● WORK TO DO
Gather, from the data below, each line in which the word "name" occurs.

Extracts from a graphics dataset
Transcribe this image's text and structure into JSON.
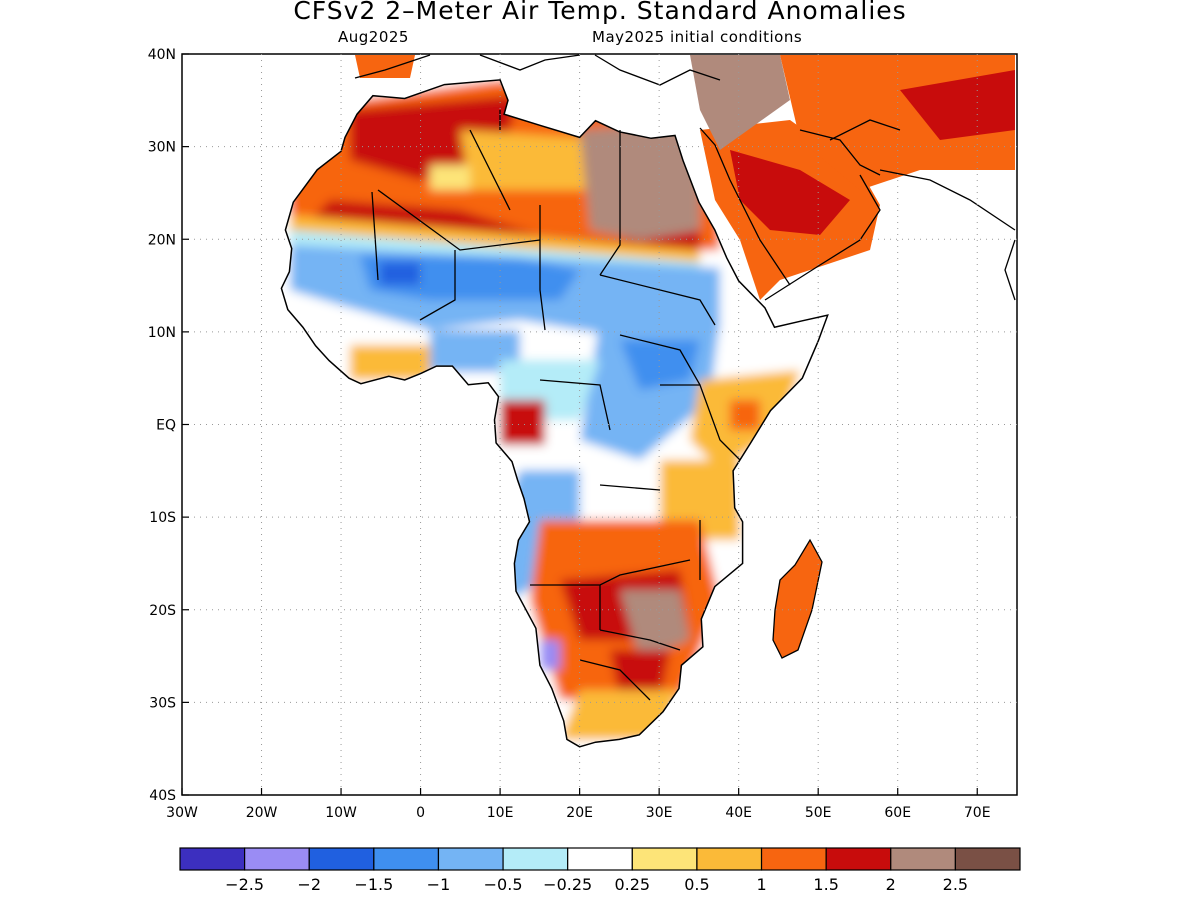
{
  "header": {
    "title": "CFSv2 2–Meter Air Temp. Standard Anomalies",
    "valid_month": "Aug2025",
    "init_conditions": "May2025 initial conditions"
  },
  "map": {
    "region": "Africa",
    "lon_range": [
      -30,
      75
    ],
    "lat_range": [
      -40,
      40
    ],
    "x_tick_labels": [
      "30W",
      "20W",
      "10W",
      "0",
      "10E",
      "20E",
      "30E",
      "40E",
      "50E",
      "60E",
      "70E"
    ],
    "y_tick_labels": [
      "40N",
      "30N",
      "20N",
      "10N",
      "EQ",
      "10S",
      "20S",
      "30S",
      "40S"
    ]
  },
  "colorbar": {
    "colors": [
      "#3c2fbf",
      "#9a8cf4",
      "#2060e0",
      "#3f8fef",
      "#74b4f4",
      "#b4ecf8",
      "#ffffff",
      "#fde478",
      "#fbba38",
      "#f76510",
      "#c80c0c",
      "#b08a7c",
      "#7a5045"
    ],
    "labels": [
      "−2.5",
      "−2",
      "−1.5",
      "−1",
      "−0.5",
      "−0.25",
      "0.25",
      "0.5",
      "1",
      "1.5",
      "2",
      "2.5"
    ]
  },
  "anomaly_regions": [
    {
      "area": "Sahara and Maghreb",
      "category": "1 to 2"
    },
    {
      "area": "Central Sahara (Libya/Egypt/Sudan)",
      "category": "above 2"
    },
    {
      "area": "Arabian Peninsula",
      "category": "1.5 to 2"
    },
    {
      "area": "Sahel and West Africa",
      "category": "-1.5 to -0.5"
    },
    {
      "area": "Central and East Africa",
      "category": "-1 to -0.25"
    },
    {
      "area": "Southern Africa interior",
      "category": "1 to 2.5"
    },
    {
      "area": "Madagascar",
      "category": "0.5 to 1.5"
    }
  ]
}
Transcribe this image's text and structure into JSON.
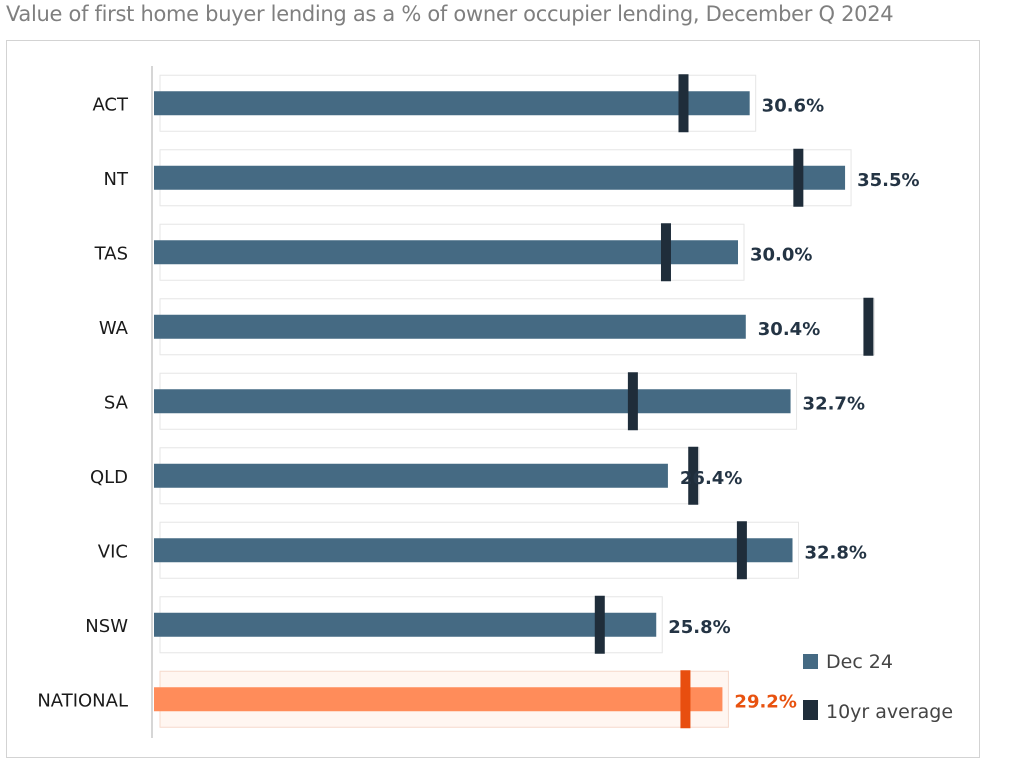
{
  "chart_data": {
    "type": "bar",
    "title": "Value of first home buyer lending as a % of owner occupier lending, December Q 2024",
    "categories": [
      "ACT",
      "NT",
      "TAS",
      "WA",
      "SA",
      "QLD",
      "VIC",
      "NSW",
      "NATIONAL"
    ],
    "series": [
      {
        "name": "Dec 24",
        "values": [
          30.6,
          35.5,
          30.0,
          30.4,
          32.7,
          26.4,
          32.8,
          25.8,
          29.2
        ]
      },
      {
        "name": "10yr average",
        "values": [
          27.2,
          33.1,
          26.3,
          36.7,
          24.6,
          27.7,
          30.2,
          22.9,
          27.3
        ]
      }
    ],
    "value_labels": [
      "30.6%",
      "35.5%",
      "30.0%",
      "30.4%",
      "32.7%",
      "26.4%",
      "32.8%",
      "25.8%",
      "29.2%"
    ],
    "xlim": [
      0,
      45
    ],
    "orientation": "horizontal",
    "highlight_category": "NATIONAL",
    "legend_position": "bottom-right",
    "colors": {
      "bar": "#456a83",
      "bar_highlight": "#ff8c5a",
      "marker": "#1f2d3a",
      "marker_highlight": "#e84e0f",
      "label_highlight": "#e8520f"
    }
  }
}
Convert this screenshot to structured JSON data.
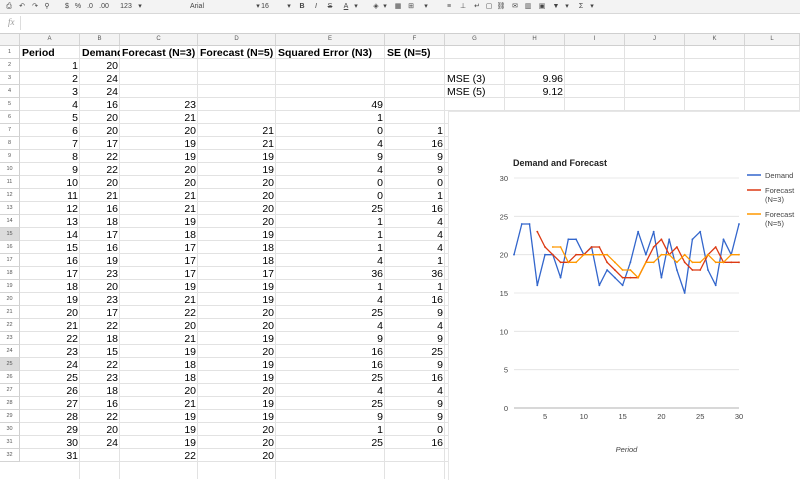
{
  "toolbar": {
    "font": "Arial",
    "font_size": "16",
    "currency": "$",
    "percent": "%",
    "decimals_less": ".0",
    "decimals_more": ".00",
    "number_format": "123",
    "bold": "B",
    "italic": "I",
    "strike": "S",
    "text_color": "A",
    "sum": "Σ"
  },
  "formula_bar": {
    "fx": "fx",
    "value": ""
  },
  "columns": [
    "A",
    "B",
    "C",
    "D",
    "E",
    "F",
    "G",
    "H",
    "I",
    "J",
    "K",
    "L"
  ],
  "rows": [
    "1",
    "2",
    "3",
    "4",
    "5",
    "6",
    "7",
    "8",
    "9",
    "10",
    "11",
    "12",
    "13",
    "14",
    "15",
    "16",
    "17",
    "18",
    "19",
    "20",
    "21",
    "22",
    "23",
    "24",
    "25",
    "26",
    "27",
    "28",
    "29",
    "30",
    "31",
    "32"
  ],
  "sheet": {
    "headers": [
      "Period",
      "Demand",
      "Forecast (N=3)",
      "Forecast (N=5)",
      "Squared Error (N3)",
      "SE (N=5)"
    ],
    "data": [
      [
        "1",
        "20",
        "",
        "",
        "",
        ""
      ],
      [
        "2",
        "24",
        "",
        "",
        "",
        ""
      ],
      [
        "3",
        "24",
        "",
        "",
        "",
        ""
      ],
      [
        "4",
        "16",
        "23",
        "",
        "49",
        ""
      ],
      [
        "5",
        "20",
        "21",
        "",
        "1",
        ""
      ],
      [
        "6",
        "20",
        "20",
        "21",
        "0",
        "1"
      ],
      [
        "7",
        "17",
        "19",
        "21",
        "4",
        "16"
      ],
      [
        "8",
        "22",
        "19",
        "19",
        "9",
        "9"
      ],
      [
        "9",
        "22",
        "20",
        "19",
        "4",
        "9"
      ],
      [
        "10",
        "20",
        "20",
        "20",
        "0",
        "0"
      ],
      [
        "11",
        "21",
        "21",
        "20",
        "0",
        "1"
      ],
      [
        "12",
        "16",
        "21",
        "20",
        "25",
        "16"
      ],
      [
        "13",
        "18",
        "19",
        "20",
        "1",
        "4"
      ],
      [
        "14",
        "17",
        "18",
        "19",
        "1",
        "4"
      ],
      [
        "15",
        "16",
        "17",
        "18",
        "1",
        "4"
      ],
      [
        "16",
        "19",
        "17",
        "18",
        "4",
        "1"
      ],
      [
        "17",
        "23",
        "17",
        "17",
        "36",
        "36"
      ],
      [
        "18",
        "20",
        "19",
        "19",
        "1",
        "1"
      ],
      [
        "19",
        "23",
        "21",
        "19",
        "4",
        "16"
      ],
      [
        "20",
        "17",
        "22",
        "20",
        "25",
        "9"
      ],
      [
        "21",
        "22",
        "20",
        "20",
        "4",
        "4"
      ],
      [
        "22",
        "18",
        "21",
        "19",
        "9",
        "9"
      ],
      [
        "23",
        "15",
        "19",
        "20",
        "16",
        "25"
      ],
      [
        "24",
        "22",
        "18",
        "19",
        "16",
        "9"
      ],
      [
        "25",
        "23",
        "18",
        "19",
        "25",
        "16"
      ],
      [
        "26",
        "18",
        "20",
        "20",
        "4",
        "4"
      ],
      [
        "27",
        "16",
        "21",
        "19",
        "25",
        "9"
      ],
      [
        "28",
        "22",
        "19",
        "19",
        "9",
        "9"
      ],
      [
        "29",
        "20",
        "19",
        "20",
        "1",
        "0"
      ],
      [
        "30",
        "24",
        "19",
        "20",
        "25",
        "16"
      ],
      [
        "31",
        "",
        "22",
        "20",
        "",
        ""
      ]
    ],
    "mse": [
      {
        "label": "MSE (3)",
        "value": "9.96"
      },
      {
        "label": "MSE (5)",
        "value": "9.12"
      }
    ]
  },
  "chart_data": {
    "type": "line",
    "title": "Demand and Forecast",
    "xlabel": "Period",
    "ylabel": "",
    "ylim": [
      0,
      30
    ],
    "xlim": [
      1,
      30
    ],
    "x_ticks": [
      5,
      10,
      15,
      20,
      25,
      30
    ],
    "y_ticks": [
      0,
      5,
      10,
      15,
      20,
      25,
      30
    ],
    "legend_position": "right",
    "series": [
      {
        "name": "Demand",
        "legend_lines": [
          "Demand"
        ],
        "color": "#3366cc",
        "x": [
          1,
          2,
          3,
          4,
          5,
          6,
          7,
          8,
          9,
          10,
          11,
          12,
          13,
          14,
          15,
          16,
          17,
          18,
          19,
          20,
          21,
          22,
          23,
          24,
          25,
          26,
          27,
          28,
          29,
          30
        ],
        "values": [
          20,
          24,
          24,
          16,
          20,
          20,
          17,
          22,
          22,
          20,
          21,
          16,
          18,
          17,
          16,
          19,
          23,
          20,
          23,
          17,
          22,
          18,
          15,
          22,
          23,
          18,
          16,
          22,
          20,
          24
        ]
      },
      {
        "name": "Forecast (N=3)",
        "legend_lines": [
          "Forecast",
          "(N=3)"
        ],
        "color": "#dc3912",
        "x": [
          4,
          5,
          6,
          7,
          8,
          9,
          10,
          11,
          12,
          13,
          14,
          15,
          16,
          17,
          18,
          19,
          20,
          21,
          22,
          23,
          24,
          25,
          26,
          27,
          28,
          29,
          30
        ],
        "values": [
          23,
          21,
          20,
          19,
          19,
          20,
          20,
          21,
          21,
          19,
          18,
          17,
          17,
          17,
          19,
          21,
          22,
          20,
          21,
          19,
          18,
          18,
          20,
          21,
          19,
          19,
          19
        ]
      },
      {
        "name": "Forecast (N=5)",
        "legend_lines": [
          "Forecast",
          "(N=5)"
        ],
        "color": "#ff9900",
        "x": [
          6,
          7,
          8,
          9,
          10,
          11,
          12,
          13,
          14,
          15,
          16,
          17,
          18,
          19,
          20,
          21,
          22,
          23,
          24,
          25,
          26,
          27,
          28,
          29,
          30
        ],
        "values": [
          21,
          21,
          19,
          19,
          20,
          20,
          20,
          20,
          19,
          18,
          18,
          17,
          19,
          19,
          20,
          20,
          19,
          20,
          19,
          19,
          20,
          19,
          19,
          20,
          20
        ]
      }
    ]
  }
}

● TASK RESULT
        "name": "Dec 24",
        "name": "10yr average",
        "name": "Demand",
        "name": "Forecast (N=3)",
        "name": "Forecast (N=5)",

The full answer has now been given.